# Exercise brief
Isolate every line in the records below with "kompozytowych" in it.

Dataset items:
· · · · · · ·
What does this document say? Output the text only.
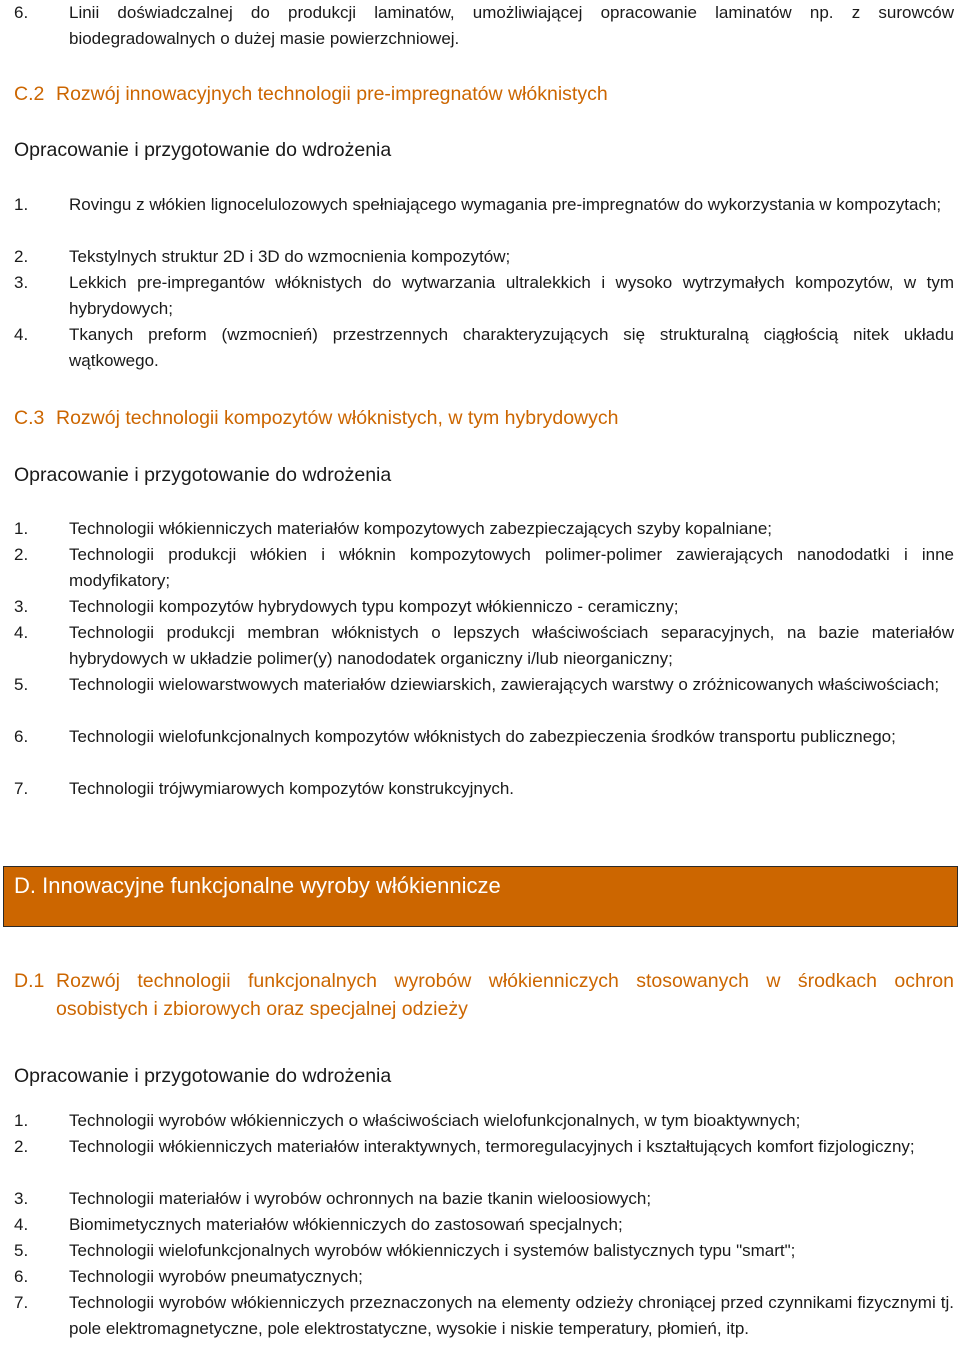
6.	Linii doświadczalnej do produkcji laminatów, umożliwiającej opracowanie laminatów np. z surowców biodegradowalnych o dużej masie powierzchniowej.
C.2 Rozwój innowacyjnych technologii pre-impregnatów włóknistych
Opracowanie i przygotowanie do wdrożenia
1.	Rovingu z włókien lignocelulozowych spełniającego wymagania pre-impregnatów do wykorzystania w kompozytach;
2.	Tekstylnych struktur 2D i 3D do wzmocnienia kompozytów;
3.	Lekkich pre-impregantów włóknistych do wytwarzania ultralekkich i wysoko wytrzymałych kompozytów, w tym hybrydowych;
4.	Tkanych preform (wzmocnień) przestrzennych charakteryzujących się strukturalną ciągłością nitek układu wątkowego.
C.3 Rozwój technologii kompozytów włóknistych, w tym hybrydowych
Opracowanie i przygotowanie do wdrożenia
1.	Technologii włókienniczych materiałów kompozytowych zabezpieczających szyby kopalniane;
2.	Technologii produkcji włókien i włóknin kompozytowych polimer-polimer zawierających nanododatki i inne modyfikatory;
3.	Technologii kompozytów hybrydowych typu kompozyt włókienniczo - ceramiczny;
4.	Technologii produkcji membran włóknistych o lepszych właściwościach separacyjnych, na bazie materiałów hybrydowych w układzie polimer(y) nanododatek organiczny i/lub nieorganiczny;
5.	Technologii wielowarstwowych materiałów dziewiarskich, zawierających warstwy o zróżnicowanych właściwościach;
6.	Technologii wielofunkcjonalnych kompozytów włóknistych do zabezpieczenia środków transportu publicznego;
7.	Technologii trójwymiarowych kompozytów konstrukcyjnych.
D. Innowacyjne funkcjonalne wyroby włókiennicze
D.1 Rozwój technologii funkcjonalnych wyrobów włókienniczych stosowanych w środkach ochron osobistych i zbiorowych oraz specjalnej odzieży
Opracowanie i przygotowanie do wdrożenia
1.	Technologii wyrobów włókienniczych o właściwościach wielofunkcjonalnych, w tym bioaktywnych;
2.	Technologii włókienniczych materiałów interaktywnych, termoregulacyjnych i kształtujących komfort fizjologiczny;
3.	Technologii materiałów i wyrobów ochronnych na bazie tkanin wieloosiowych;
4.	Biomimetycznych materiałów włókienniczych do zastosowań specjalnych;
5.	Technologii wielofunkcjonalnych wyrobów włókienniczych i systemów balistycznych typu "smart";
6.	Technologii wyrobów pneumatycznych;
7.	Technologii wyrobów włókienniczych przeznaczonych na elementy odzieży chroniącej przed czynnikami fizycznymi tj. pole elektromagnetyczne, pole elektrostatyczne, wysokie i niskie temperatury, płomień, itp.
· · · · · · ·
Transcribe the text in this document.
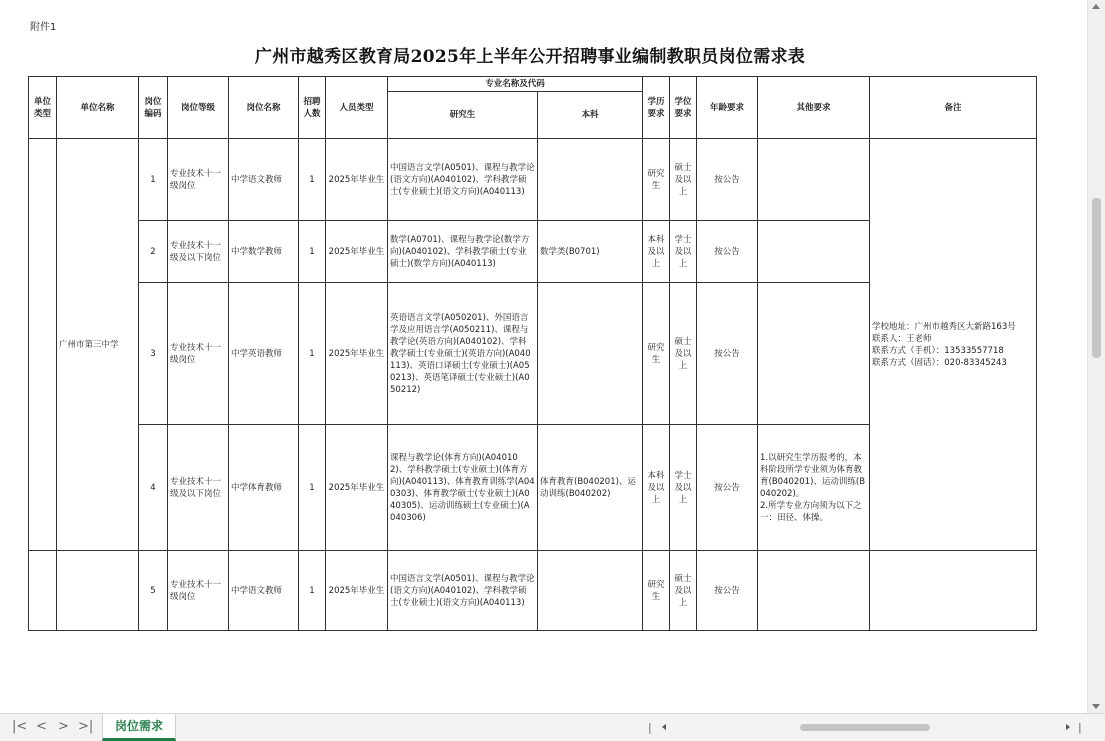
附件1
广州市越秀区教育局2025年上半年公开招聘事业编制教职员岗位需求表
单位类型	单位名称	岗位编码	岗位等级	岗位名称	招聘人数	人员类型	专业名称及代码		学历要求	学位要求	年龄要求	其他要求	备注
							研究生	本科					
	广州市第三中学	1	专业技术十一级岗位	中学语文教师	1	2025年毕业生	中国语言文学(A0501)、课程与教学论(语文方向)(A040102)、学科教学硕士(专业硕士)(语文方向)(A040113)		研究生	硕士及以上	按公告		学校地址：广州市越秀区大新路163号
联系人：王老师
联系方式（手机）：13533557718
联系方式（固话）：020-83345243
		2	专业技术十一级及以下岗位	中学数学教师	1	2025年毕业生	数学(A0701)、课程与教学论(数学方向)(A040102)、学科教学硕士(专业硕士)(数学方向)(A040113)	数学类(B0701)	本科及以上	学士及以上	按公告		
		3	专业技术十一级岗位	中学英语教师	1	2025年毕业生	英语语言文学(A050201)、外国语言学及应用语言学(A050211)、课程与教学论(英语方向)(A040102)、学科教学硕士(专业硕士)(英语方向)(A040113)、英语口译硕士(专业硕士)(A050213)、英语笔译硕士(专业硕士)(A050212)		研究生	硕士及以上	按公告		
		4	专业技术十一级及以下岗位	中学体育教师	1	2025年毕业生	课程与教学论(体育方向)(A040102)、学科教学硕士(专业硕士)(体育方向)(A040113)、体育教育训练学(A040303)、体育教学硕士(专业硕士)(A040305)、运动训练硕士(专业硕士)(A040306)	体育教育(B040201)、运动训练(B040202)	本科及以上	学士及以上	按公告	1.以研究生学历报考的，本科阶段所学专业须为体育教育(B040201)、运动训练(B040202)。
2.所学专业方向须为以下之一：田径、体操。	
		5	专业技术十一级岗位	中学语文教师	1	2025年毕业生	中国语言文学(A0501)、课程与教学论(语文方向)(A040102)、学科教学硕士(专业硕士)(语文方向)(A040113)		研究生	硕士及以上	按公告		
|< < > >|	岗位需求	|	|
· · · · · · ·
# Final result
1.	Technologii włókienniczych materiałów kompozytowych zabezpieczających szyby kopalniane;
2.	Technologii produkcji włókien i włóknin kompozytowych polimer-polimer zawierających nanododatki i inne modyfikatory;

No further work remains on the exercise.